### [Problem requirements]
Could you reproduce, word for word, the records from their very first line through the line containing "list-item: 1 Устали", with both of those lines included and nothing else?

━━━ Data to use

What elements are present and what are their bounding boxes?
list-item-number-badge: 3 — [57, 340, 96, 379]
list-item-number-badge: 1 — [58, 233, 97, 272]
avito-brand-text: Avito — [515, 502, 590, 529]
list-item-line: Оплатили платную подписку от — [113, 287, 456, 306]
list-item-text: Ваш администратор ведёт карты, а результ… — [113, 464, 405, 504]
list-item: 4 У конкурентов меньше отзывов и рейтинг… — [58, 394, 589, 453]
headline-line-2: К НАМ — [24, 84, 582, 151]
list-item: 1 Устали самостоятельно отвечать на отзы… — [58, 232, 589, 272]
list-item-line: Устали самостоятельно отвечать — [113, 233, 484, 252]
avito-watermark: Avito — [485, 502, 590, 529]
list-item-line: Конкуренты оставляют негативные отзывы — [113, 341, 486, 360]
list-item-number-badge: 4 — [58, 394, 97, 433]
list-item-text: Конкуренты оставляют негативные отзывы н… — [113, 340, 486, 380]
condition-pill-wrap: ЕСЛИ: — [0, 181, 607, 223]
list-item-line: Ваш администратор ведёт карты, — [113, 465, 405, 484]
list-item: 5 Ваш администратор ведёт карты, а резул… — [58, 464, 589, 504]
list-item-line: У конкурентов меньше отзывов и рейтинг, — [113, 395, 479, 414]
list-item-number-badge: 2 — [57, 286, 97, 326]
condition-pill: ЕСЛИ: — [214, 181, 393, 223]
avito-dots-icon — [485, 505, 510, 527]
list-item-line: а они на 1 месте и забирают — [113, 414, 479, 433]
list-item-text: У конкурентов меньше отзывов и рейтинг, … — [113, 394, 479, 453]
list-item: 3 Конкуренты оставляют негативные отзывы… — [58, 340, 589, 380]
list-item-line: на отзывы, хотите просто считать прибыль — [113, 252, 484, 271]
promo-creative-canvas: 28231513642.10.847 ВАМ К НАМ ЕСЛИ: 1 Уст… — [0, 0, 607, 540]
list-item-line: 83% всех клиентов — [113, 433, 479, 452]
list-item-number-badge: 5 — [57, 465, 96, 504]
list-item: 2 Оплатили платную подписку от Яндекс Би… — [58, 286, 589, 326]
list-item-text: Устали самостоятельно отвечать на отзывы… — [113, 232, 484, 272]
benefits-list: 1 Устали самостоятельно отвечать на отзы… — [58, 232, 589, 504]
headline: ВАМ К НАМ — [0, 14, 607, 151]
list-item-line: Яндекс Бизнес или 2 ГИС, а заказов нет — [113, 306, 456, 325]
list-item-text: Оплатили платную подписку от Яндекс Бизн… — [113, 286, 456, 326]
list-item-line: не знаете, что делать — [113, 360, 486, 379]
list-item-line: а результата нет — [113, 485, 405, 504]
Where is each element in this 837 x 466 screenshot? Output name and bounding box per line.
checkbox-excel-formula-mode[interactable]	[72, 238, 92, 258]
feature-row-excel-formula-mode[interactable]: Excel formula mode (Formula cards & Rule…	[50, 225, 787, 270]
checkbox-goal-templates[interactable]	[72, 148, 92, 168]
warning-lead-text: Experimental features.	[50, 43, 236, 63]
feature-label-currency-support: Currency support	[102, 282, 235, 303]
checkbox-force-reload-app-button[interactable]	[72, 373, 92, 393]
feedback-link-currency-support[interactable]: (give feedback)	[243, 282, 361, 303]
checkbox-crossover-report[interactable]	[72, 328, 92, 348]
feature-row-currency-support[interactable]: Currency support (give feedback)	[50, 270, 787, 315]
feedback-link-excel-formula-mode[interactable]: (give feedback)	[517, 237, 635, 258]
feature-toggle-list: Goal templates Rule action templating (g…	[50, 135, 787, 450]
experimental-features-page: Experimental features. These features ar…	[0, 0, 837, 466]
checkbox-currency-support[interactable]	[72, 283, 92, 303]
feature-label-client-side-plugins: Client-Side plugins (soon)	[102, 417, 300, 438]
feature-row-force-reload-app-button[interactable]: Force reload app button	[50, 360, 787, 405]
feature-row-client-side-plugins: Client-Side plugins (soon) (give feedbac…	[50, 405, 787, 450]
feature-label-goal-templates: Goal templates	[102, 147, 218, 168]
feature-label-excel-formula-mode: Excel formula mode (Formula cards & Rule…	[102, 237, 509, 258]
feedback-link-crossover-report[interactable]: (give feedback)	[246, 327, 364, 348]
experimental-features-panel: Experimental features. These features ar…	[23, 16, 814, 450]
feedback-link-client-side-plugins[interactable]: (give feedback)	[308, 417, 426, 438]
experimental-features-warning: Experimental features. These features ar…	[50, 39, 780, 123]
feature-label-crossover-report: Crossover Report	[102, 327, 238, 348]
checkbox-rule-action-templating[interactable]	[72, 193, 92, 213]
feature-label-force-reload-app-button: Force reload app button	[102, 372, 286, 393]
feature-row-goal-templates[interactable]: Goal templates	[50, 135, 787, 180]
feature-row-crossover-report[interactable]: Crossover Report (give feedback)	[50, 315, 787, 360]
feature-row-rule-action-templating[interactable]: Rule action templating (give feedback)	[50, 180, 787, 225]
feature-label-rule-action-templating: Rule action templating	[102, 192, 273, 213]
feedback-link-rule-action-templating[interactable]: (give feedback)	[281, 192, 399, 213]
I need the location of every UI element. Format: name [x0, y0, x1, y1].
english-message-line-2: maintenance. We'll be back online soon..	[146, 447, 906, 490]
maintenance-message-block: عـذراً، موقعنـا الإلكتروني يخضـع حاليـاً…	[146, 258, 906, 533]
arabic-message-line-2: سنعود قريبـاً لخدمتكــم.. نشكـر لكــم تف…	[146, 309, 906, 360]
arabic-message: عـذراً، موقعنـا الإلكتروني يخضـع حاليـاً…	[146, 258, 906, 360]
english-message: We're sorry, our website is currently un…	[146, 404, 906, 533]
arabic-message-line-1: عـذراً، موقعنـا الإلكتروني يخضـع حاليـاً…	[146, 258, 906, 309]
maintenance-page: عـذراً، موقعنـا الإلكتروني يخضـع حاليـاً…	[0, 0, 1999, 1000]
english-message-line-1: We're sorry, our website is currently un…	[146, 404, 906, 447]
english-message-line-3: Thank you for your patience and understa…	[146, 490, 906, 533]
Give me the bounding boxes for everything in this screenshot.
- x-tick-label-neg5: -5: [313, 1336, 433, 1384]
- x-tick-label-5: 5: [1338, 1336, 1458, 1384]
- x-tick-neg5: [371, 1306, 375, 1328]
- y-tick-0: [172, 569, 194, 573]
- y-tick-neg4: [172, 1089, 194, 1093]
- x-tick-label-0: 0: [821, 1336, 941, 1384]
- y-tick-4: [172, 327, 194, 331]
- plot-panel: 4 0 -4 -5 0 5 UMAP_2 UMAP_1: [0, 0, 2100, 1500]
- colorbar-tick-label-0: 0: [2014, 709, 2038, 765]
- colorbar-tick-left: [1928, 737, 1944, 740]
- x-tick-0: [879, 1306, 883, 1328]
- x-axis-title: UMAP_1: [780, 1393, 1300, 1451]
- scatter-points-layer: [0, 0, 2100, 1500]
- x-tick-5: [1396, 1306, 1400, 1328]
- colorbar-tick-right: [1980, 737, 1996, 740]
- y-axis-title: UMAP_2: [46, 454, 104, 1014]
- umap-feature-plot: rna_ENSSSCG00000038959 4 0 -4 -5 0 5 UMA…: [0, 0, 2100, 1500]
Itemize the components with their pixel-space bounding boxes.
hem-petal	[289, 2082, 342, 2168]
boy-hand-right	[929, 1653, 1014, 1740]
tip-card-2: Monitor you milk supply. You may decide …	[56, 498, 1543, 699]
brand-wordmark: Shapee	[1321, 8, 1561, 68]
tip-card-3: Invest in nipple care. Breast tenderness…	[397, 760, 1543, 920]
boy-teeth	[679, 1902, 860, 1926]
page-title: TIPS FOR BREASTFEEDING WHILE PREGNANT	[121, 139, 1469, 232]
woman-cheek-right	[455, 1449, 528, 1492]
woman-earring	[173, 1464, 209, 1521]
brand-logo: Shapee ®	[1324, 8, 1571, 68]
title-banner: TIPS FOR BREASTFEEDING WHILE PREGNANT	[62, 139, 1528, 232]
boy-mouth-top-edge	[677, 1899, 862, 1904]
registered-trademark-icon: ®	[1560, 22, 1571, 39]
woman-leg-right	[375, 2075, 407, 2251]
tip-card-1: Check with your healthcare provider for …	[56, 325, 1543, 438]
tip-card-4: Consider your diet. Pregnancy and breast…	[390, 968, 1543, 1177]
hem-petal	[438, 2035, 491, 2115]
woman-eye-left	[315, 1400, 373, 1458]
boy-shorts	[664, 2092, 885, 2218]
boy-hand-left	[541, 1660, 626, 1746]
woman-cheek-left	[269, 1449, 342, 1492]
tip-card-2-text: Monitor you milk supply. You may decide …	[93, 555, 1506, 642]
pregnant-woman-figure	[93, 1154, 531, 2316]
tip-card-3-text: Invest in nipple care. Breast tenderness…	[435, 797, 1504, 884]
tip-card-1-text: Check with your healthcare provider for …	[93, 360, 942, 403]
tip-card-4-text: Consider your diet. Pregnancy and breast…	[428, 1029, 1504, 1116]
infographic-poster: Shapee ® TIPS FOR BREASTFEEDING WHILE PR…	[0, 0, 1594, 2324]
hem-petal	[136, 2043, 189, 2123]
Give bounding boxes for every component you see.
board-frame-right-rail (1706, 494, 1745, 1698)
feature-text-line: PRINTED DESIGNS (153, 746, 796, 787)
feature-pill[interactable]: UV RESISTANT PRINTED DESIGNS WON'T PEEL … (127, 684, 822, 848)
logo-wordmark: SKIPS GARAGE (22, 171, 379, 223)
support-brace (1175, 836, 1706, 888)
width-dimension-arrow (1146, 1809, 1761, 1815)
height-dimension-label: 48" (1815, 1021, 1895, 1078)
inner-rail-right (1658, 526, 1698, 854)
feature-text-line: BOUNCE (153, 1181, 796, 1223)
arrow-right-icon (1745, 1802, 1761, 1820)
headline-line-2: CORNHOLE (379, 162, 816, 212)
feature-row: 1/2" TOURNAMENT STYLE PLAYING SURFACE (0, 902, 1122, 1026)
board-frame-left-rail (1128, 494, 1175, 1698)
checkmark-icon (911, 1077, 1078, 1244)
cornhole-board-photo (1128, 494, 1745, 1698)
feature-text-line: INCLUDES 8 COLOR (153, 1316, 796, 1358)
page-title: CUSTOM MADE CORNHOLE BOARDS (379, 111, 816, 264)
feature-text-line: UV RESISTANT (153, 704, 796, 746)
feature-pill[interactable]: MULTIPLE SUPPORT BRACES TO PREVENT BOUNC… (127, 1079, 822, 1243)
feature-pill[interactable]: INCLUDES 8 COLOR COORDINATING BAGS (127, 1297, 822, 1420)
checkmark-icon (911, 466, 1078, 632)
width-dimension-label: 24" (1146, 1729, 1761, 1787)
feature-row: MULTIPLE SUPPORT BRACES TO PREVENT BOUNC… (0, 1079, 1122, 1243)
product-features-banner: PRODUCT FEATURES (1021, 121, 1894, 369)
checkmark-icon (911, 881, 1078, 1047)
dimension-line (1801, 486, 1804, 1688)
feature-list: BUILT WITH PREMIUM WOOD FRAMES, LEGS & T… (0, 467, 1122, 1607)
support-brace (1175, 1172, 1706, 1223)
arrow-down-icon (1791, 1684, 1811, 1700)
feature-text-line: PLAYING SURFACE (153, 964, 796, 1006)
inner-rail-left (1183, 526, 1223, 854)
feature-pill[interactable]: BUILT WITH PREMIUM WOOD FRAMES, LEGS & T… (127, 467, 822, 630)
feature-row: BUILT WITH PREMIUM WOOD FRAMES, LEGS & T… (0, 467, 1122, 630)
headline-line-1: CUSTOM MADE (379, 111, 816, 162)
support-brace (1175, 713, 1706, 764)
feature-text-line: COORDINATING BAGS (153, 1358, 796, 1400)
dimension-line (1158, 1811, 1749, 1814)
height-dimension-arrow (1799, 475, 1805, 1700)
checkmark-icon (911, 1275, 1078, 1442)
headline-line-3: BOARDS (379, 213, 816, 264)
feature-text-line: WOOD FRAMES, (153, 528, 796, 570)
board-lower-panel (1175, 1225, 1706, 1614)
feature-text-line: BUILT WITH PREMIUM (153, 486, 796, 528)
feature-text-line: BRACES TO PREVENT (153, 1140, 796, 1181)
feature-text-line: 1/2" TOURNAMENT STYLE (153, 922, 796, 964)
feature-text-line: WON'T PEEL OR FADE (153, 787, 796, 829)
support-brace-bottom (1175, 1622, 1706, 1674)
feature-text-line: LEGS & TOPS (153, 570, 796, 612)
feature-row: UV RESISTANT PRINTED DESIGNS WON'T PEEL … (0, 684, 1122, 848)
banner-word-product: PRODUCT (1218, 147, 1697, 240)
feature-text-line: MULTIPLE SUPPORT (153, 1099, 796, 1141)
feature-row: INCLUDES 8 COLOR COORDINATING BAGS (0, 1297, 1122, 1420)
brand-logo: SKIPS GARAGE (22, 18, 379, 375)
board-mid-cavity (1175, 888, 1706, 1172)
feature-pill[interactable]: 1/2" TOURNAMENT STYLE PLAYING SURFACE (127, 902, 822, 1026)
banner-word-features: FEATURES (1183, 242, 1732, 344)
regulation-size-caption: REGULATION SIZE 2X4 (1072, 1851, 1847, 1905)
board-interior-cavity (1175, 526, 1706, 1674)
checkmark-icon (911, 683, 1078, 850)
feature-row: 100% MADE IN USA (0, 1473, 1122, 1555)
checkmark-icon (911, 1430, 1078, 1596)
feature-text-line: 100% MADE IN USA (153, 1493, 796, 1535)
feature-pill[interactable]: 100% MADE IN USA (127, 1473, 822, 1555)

━━━━━━

### [Reply to the task]
What elements are present and what are their bounding boxes?
list-item-number-badge: 3 — [57, 340, 96, 379]
list-item-number-badge: 1 — [58, 233, 97, 272]
avito-brand-text: Avito — [515, 502, 590, 529]
list-item-line: Оплатили платную подписку от — [113, 287, 456, 306]
list-item-text: Ваш администратор ведёт карты, а результ… — [113, 464, 405, 504]
list-item: 4 У конкурентов меньше отзывов и рейтинг… — [58, 394, 589, 453]
headline-line-2: К НАМ — [24, 84, 582, 151]
list-item: 1 Устали самостоятельно отвечать на отзы… — [58, 232, 589, 272]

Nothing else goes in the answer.